MATERIAL FOR THIS TASK:
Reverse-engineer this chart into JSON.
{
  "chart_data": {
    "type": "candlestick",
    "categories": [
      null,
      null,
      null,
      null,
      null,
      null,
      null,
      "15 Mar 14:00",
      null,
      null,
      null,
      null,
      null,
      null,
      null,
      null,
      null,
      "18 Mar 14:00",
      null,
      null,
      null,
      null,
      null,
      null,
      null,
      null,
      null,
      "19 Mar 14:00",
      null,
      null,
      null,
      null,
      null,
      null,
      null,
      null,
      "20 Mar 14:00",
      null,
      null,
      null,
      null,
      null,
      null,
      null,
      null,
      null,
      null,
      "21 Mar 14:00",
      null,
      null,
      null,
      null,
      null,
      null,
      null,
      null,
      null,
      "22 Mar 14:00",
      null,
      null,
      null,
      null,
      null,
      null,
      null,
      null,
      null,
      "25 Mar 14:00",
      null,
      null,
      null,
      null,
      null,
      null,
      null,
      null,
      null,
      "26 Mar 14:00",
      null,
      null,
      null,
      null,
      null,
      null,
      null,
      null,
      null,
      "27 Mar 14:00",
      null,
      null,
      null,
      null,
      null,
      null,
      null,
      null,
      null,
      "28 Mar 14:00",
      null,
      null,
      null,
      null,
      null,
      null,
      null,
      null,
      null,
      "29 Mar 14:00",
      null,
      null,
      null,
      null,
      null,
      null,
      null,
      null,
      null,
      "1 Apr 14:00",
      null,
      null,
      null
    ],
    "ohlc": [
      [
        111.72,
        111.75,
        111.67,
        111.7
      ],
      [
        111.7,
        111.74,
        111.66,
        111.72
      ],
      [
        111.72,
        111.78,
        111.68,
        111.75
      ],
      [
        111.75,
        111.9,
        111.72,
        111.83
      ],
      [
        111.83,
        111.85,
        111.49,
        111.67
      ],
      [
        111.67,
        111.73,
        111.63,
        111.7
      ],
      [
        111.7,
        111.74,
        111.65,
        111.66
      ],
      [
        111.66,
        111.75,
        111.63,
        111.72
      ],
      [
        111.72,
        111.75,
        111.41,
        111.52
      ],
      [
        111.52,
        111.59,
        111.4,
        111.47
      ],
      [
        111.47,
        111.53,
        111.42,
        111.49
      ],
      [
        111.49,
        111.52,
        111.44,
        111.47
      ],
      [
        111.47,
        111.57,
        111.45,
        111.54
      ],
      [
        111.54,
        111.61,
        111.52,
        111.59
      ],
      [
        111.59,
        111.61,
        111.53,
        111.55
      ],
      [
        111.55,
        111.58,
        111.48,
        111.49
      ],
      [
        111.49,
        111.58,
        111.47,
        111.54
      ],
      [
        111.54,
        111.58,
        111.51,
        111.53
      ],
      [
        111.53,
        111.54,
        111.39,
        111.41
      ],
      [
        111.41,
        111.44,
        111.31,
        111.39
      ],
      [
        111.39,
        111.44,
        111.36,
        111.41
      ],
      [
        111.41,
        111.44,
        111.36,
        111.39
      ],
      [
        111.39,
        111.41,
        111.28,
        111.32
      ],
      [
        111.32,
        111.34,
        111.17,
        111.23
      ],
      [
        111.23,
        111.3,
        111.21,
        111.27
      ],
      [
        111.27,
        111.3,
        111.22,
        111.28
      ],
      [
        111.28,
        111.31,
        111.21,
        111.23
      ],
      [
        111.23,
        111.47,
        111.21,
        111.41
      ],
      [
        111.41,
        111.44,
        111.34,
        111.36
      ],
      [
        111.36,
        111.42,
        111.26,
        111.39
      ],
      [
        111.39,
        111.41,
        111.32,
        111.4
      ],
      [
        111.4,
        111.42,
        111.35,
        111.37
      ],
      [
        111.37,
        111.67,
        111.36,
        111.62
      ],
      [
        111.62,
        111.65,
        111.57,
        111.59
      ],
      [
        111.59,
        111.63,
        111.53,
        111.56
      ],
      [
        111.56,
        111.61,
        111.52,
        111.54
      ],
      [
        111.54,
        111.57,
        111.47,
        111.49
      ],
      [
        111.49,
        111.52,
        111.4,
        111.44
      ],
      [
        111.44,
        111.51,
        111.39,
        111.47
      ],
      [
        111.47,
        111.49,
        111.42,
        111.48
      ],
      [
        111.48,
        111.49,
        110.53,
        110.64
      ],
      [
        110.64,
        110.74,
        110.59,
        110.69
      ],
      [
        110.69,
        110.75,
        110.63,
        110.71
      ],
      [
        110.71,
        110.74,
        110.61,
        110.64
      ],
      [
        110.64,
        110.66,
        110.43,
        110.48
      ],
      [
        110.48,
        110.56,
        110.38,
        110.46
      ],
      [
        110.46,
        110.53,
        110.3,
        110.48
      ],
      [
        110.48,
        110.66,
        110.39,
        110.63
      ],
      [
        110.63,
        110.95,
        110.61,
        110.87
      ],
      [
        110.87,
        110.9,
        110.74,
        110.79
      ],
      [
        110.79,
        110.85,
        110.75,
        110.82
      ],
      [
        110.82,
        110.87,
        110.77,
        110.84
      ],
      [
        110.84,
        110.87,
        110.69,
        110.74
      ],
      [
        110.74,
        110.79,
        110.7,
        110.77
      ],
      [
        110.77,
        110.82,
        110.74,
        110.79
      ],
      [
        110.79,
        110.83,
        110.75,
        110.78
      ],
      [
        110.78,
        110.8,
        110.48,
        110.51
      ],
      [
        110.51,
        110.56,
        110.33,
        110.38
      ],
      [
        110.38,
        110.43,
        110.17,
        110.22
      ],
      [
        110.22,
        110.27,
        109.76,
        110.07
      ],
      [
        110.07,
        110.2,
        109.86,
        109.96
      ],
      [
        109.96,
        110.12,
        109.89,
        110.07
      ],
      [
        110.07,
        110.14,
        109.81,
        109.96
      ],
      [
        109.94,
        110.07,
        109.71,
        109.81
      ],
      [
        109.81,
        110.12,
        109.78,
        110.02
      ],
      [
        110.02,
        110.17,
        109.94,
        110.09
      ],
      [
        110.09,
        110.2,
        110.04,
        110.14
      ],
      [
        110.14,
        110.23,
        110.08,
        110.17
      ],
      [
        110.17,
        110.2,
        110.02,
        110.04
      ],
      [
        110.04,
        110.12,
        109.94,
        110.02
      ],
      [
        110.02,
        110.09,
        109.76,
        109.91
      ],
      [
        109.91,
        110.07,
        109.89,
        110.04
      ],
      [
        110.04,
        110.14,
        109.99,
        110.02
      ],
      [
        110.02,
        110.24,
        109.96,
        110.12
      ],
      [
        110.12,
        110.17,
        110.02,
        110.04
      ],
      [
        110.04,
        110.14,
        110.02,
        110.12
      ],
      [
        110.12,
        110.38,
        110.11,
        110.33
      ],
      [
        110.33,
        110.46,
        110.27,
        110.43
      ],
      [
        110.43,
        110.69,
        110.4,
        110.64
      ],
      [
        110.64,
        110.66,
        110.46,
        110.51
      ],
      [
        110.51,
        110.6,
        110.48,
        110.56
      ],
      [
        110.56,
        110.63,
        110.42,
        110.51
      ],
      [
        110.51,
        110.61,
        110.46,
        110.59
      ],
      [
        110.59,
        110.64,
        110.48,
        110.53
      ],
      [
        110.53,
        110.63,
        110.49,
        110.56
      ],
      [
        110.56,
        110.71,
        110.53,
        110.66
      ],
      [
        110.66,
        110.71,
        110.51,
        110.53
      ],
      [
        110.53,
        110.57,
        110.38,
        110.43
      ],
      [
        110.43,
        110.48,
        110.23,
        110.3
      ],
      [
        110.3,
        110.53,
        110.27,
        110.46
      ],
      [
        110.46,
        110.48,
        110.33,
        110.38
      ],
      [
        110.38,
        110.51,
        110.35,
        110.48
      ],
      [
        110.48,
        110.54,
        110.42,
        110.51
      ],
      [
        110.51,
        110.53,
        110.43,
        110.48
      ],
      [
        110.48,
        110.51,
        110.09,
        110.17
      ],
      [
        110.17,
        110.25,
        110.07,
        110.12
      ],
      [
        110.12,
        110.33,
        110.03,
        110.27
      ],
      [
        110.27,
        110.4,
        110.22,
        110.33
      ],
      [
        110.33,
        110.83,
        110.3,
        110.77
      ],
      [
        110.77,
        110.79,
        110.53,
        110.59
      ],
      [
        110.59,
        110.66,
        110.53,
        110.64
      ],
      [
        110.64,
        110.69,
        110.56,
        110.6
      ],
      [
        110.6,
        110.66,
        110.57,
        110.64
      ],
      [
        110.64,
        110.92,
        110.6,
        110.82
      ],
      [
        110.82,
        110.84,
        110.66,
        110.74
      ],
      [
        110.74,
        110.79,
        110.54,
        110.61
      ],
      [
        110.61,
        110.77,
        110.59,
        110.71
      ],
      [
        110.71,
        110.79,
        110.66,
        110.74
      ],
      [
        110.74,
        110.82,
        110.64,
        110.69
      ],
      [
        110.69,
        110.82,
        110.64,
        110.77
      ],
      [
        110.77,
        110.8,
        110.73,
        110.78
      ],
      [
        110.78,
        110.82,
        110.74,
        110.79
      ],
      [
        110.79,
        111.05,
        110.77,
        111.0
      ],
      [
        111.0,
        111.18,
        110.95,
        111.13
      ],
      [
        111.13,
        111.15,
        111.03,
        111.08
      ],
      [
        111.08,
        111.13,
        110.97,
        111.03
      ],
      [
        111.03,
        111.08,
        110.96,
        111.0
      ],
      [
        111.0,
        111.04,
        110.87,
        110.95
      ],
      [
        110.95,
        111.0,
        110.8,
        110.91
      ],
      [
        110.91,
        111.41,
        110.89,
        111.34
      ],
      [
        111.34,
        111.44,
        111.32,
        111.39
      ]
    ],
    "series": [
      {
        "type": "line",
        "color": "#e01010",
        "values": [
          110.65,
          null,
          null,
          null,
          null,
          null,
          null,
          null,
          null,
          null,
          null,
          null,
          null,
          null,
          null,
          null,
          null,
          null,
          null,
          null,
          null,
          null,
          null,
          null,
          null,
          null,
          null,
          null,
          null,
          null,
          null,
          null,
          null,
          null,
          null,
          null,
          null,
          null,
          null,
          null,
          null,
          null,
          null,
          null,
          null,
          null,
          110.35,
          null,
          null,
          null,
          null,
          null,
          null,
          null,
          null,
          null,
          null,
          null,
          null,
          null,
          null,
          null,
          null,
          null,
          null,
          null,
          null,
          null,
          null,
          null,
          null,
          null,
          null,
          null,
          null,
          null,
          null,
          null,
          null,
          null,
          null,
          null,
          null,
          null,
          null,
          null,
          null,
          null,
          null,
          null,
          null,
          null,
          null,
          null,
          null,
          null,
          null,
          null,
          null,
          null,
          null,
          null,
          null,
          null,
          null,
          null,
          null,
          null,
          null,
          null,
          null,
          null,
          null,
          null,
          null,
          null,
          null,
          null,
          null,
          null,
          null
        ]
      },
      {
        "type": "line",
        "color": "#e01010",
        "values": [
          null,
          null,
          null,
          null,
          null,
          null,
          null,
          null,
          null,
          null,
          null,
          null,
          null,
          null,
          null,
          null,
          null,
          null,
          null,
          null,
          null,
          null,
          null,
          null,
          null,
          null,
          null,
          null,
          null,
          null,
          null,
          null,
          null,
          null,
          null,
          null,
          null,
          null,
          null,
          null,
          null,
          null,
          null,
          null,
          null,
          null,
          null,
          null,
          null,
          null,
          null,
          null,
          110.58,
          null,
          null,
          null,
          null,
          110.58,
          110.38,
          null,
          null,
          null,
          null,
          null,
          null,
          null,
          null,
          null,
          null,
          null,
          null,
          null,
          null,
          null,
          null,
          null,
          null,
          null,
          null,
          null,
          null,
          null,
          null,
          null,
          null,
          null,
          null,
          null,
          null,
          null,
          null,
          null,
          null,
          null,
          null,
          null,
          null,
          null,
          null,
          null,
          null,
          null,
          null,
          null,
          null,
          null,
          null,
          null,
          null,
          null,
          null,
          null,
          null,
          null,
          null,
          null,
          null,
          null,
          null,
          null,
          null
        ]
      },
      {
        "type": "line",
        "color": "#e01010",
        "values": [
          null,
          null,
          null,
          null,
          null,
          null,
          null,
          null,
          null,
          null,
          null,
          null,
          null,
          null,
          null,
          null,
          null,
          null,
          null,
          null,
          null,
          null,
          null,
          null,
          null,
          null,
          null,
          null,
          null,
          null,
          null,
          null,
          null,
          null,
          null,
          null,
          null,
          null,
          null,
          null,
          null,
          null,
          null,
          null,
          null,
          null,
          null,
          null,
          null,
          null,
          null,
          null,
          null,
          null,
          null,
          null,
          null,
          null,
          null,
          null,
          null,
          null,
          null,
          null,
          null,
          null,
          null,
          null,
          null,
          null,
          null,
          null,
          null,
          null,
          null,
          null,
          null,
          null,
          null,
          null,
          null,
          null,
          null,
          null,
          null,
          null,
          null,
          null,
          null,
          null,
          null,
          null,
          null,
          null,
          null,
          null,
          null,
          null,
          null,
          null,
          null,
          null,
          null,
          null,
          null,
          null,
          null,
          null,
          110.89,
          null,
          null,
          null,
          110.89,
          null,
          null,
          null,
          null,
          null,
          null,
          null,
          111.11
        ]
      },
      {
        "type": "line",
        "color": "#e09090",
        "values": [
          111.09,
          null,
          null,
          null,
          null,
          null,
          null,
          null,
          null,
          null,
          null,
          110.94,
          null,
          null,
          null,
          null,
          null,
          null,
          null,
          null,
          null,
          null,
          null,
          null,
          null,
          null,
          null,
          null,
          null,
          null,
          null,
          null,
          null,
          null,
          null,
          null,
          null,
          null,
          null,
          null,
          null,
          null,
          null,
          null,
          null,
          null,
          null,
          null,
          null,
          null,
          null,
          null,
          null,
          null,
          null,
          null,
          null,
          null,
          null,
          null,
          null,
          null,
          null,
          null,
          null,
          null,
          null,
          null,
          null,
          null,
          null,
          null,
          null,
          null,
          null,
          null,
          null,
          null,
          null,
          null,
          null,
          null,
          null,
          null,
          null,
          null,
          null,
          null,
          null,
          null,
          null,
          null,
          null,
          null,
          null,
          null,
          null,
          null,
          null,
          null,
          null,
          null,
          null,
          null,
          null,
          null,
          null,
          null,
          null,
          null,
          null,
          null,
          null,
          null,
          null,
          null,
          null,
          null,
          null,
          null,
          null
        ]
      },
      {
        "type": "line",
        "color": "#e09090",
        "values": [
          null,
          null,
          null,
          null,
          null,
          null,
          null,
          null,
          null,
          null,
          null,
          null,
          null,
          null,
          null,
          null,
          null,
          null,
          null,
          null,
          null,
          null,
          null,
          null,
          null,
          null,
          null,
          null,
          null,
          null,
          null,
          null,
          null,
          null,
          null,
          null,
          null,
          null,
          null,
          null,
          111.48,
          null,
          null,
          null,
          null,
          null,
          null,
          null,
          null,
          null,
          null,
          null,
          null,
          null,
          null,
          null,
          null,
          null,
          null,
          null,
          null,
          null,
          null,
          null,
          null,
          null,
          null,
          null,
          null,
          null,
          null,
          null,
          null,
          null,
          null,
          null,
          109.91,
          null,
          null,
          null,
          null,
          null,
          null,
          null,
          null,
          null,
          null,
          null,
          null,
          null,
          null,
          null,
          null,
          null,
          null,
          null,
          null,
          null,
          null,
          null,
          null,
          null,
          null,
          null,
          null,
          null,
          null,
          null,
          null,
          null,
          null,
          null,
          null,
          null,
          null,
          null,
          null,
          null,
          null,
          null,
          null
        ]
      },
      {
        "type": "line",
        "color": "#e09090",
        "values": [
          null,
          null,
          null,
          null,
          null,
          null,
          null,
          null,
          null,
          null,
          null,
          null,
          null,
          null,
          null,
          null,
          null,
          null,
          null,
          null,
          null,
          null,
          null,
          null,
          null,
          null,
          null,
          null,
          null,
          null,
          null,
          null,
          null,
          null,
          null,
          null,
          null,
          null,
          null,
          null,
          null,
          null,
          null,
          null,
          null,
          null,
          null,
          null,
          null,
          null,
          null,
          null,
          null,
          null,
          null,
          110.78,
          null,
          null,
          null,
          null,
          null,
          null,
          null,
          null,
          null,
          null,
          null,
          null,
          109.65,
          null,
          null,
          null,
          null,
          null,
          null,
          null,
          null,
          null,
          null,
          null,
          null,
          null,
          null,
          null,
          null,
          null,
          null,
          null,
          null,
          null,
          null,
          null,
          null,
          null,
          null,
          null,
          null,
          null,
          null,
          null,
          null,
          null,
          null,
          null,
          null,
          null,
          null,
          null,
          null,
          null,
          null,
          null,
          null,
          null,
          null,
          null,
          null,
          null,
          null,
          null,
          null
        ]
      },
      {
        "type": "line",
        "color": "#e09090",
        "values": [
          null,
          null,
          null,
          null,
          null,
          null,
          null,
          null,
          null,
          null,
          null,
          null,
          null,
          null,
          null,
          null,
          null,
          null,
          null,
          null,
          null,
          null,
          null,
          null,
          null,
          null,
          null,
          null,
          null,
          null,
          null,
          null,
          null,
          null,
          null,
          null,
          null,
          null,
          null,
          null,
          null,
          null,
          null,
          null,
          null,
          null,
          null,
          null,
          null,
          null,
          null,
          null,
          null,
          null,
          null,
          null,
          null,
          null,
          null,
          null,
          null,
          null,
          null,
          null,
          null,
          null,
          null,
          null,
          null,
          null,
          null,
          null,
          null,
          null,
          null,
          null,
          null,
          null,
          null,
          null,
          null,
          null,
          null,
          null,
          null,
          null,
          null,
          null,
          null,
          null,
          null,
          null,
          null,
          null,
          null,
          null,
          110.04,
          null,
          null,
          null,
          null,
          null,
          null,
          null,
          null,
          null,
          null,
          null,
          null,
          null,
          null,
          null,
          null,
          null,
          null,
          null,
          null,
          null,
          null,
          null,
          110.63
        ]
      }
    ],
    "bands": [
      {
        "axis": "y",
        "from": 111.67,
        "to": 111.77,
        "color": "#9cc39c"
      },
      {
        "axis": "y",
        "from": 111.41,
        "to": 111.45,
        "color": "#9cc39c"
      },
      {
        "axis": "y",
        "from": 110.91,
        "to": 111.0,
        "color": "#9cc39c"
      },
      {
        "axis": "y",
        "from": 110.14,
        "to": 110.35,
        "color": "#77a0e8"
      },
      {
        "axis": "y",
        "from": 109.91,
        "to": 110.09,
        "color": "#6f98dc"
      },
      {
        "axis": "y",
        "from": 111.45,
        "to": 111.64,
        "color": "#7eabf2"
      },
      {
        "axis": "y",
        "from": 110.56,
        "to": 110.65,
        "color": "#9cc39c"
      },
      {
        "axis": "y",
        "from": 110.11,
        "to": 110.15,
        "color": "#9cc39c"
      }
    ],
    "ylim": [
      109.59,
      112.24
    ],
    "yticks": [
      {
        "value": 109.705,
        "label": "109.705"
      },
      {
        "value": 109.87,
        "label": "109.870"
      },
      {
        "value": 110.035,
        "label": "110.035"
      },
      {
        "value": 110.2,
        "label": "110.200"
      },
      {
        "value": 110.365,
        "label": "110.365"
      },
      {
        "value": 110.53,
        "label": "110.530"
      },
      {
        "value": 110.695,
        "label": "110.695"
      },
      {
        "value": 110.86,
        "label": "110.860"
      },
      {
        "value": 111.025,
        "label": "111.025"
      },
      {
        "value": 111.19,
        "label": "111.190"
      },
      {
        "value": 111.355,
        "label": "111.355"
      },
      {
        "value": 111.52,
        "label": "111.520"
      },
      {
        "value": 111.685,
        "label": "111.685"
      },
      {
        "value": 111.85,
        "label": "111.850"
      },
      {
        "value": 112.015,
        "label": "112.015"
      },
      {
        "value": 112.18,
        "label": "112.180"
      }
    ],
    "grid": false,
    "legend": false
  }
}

WRITTEN TASK:
Search the listing for the string "from". Copy each line where it turns up.

RESPONSE TO THE TASK:
        "from": 111.67,
        "from": 111.41,
        "from": 110.91,
        "from": 110.14,
        "from": 109.91,
        "from": 111.45,
        "from": 110.56,
        "from": 110.11,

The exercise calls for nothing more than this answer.